=== PROVIDED RECORDS ===
[start]
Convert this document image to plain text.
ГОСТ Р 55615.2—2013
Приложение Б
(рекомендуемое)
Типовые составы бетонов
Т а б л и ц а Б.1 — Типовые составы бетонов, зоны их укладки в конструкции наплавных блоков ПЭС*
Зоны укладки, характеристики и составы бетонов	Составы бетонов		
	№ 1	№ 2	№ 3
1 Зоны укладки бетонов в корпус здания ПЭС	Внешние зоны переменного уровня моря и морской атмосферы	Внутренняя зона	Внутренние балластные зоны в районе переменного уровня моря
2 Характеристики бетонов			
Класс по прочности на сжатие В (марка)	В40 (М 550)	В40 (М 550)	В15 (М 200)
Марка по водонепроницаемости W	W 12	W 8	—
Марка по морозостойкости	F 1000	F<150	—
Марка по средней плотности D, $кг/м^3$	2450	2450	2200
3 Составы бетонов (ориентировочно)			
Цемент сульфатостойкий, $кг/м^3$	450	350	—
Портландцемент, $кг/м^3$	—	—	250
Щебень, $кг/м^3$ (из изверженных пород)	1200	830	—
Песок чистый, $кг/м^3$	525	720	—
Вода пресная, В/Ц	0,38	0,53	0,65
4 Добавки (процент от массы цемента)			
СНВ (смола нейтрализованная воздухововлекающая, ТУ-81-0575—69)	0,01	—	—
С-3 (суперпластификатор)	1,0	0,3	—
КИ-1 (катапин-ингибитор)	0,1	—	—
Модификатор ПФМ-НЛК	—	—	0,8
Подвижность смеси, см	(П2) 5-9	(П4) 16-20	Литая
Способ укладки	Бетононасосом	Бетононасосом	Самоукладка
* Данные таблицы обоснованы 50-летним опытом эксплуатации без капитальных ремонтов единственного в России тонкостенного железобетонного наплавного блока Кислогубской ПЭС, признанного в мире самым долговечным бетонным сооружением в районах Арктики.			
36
[end]
=== DIRECTION ===
Find every line in the records that contains the word "Типовые"; copy those lines.

=== SOLUTION TO THE EXERCISE ===
Типовые составы бетонов
Т а б л и ц а Б.1 — Типовые составы бетонов, зоны их укладки в конструкции наплавных блоков ПЭС*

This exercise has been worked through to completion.